**MATERIAL FOR THE TASK**.
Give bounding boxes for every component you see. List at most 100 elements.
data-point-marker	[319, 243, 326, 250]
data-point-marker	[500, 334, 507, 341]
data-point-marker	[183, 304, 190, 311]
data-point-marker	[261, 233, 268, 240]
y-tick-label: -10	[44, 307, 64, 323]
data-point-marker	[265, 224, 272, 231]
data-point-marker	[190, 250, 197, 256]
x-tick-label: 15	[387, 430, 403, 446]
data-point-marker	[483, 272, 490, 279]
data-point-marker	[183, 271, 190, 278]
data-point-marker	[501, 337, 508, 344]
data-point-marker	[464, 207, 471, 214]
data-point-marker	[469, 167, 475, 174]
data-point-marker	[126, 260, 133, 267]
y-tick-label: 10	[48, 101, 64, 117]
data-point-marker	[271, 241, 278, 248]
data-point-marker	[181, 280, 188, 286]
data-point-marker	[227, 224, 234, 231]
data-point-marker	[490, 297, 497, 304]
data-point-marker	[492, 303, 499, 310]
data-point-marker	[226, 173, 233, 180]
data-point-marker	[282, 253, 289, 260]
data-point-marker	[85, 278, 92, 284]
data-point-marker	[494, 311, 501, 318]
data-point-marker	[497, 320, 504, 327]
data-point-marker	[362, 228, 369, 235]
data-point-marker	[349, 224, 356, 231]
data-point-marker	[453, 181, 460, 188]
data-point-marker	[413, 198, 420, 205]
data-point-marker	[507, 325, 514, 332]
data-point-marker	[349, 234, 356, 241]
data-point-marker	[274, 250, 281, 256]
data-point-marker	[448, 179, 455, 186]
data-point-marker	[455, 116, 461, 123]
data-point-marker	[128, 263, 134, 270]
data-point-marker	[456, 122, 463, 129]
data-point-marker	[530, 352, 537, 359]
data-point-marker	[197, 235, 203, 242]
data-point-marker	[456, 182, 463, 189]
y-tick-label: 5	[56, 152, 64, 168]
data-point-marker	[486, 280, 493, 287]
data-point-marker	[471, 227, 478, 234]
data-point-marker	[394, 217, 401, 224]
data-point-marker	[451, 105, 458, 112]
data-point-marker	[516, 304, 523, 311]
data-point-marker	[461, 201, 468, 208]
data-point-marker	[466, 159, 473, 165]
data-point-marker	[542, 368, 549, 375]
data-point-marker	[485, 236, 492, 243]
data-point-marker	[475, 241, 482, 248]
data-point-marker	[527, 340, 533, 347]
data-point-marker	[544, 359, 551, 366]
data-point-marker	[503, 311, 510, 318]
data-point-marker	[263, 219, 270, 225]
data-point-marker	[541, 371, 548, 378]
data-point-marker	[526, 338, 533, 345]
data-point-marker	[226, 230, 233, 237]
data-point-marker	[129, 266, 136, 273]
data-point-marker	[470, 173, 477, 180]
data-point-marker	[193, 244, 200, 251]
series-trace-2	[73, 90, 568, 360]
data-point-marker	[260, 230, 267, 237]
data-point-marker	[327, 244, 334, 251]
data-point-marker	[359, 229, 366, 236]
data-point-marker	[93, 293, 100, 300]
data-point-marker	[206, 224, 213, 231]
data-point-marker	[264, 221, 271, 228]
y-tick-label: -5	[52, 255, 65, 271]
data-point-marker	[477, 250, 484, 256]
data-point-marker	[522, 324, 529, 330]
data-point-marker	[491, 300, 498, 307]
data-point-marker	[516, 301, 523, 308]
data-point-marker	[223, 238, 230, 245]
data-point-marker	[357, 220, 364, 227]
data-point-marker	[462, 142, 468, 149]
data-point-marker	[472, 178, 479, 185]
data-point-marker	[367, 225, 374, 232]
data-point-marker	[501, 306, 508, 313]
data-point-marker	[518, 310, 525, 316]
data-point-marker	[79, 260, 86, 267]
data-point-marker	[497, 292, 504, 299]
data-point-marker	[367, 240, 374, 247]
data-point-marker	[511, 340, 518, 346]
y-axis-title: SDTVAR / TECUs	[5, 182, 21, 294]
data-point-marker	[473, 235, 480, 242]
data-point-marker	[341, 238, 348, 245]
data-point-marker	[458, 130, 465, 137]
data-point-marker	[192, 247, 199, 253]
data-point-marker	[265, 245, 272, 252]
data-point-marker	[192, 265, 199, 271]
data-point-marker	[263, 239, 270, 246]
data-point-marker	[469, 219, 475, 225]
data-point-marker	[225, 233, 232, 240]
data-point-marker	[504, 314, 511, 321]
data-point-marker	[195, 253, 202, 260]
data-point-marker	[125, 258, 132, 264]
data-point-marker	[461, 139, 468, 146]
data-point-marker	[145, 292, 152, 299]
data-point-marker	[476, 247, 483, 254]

**DIRECTIONS**. Reproduce all of the lines above without changing a single character.

**TASK RESPONSE**.
Give bounding boxes for every component you see. List at most 100 elements.
data-point-marker	[319, 243, 326, 250]
data-point-marker	[500, 334, 507, 341]
data-point-marker	[183, 304, 190, 311]
data-point-marker	[261, 233, 268, 240]
y-tick-label: -10	[44, 307, 64, 323]
data-point-marker	[265, 224, 272, 231]
data-point-marker	[190, 250, 197, 256]
x-tick-label: 15	[387, 430, 403, 446]
data-point-marker	[483, 272, 490, 279]
data-point-marker	[183, 271, 190, 278]
data-point-marker	[501, 337, 508, 344]
data-point-marker	[464, 207, 471, 214]
data-point-marker	[469, 167, 475, 174]
data-point-marker	[126, 260, 133, 267]
y-tick-label: 10	[48, 101, 64, 117]
data-point-marker	[271, 241, 278, 248]
data-point-marker	[181, 280, 188, 286]
data-point-marker	[227, 224, 234, 231]
data-point-marker	[490, 297, 497, 304]
data-point-marker	[492, 303, 499, 310]
data-point-marker	[226, 173, 233, 180]
data-point-marker	[282, 253, 289, 260]
data-point-marker	[85, 278, 92, 284]
data-point-marker	[494, 311, 501, 318]
data-point-marker	[497, 320, 504, 327]
data-point-marker	[362, 228, 369, 235]
data-point-marker	[349, 224, 356, 231]
data-point-marker	[453, 181, 460, 188]
data-point-marker	[413, 198, 420, 205]
data-point-marker	[507, 325, 514, 332]
data-point-marker	[349, 234, 356, 241]
data-point-marker	[274, 250, 281, 256]
data-point-marker	[448, 179, 455, 186]
data-point-marker	[455, 116, 461, 123]
data-point-marker	[128, 263, 134, 270]
data-point-marker	[456, 122, 463, 129]
data-point-marker	[530, 352, 537, 359]
data-point-marker	[197, 235, 203, 242]
data-point-marker	[456, 182, 463, 189]
y-tick-label: 5	[56, 152, 64, 168]
data-point-marker	[486, 280, 493, 287]
data-point-marker	[471, 227, 478, 234]
data-point-marker	[394, 217, 401, 224]
data-point-marker	[451, 105, 458, 112]
data-point-marker	[516, 304, 523, 311]
data-point-marker	[461, 201, 468, 208]
data-point-marker	[466, 159, 473, 165]
data-point-marker	[542, 368, 549, 375]
data-point-marker	[485, 236, 492, 243]
data-point-marker	[475, 241, 482, 248]
data-point-marker	[527, 340, 533, 347]
data-point-marker	[544, 359, 551, 366]
data-point-marker	[503, 311, 510, 318]
data-point-marker	[263, 219, 270, 225]
data-point-marker	[541, 371, 548, 378]
data-point-marker	[526, 338, 533, 345]
data-point-marker	[226, 230, 233, 237]
data-point-marker	[129, 266, 136, 273]
data-point-marker	[470, 173, 477, 180]
data-point-marker	[193, 244, 200, 251]
series-trace-2	[73, 90, 568, 360]
data-point-marker	[260, 230, 267, 237]
data-point-marker	[327, 244, 334, 251]
data-point-marker	[359, 229, 366, 236]
data-point-marker	[93, 293, 100, 300]
data-point-marker	[206, 224, 213, 231]
data-point-marker	[264, 221, 271, 228]
y-tick-label: -5	[52, 255, 65, 271]
data-point-marker	[477, 250, 484, 256]
data-point-marker	[522, 324, 529, 330]
data-point-marker	[491, 300, 498, 307]
data-point-marker	[516, 301, 523, 308]
data-point-marker	[223, 238, 230, 245]
data-point-marker	[357, 220, 364, 227]
data-point-marker	[462, 142, 468, 149]
data-point-marker	[472, 178, 479, 185]
data-point-marker	[367, 225, 374, 232]
data-point-marker	[501, 306, 508, 313]
data-point-marker	[518, 310, 525, 316]
data-point-marker	[79, 260, 86, 267]
data-point-marker	[497, 292, 504, 299]
data-point-marker	[367, 240, 374, 247]
data-point-marker	[511, 340, 518, 346]
y-axis-title: SDTVAR / TECUs	[5, 182, 21, 294]
data-point-marker	[473, 235, 480, 242]
data-point-marker	[341, 238, 348, 245]
data-point-marker	[458, 130, 465, 137]
data-point-marker	[192, 247, 199, 253]
data-point-marker	[265, 245, 272, 252]
data-point-marker	[192, 265, 199, 271]
data-point-marker	[263, 239, 270, 246]
data-point-marker	[469, 219, 475, 225]
data-point-marker	[225, 233, 232, 240]
data-point-marker	[504, 314, 511, 321]
data-point-marker	[195, 253, 202, 260]
data-point-marker	[125, 258, 132, 264]
data-point-marker	[461, 139, 468, 146]
data-point-marker	[145, 292, 152, 299]
data-point-marker	[476, 247, 483, 254]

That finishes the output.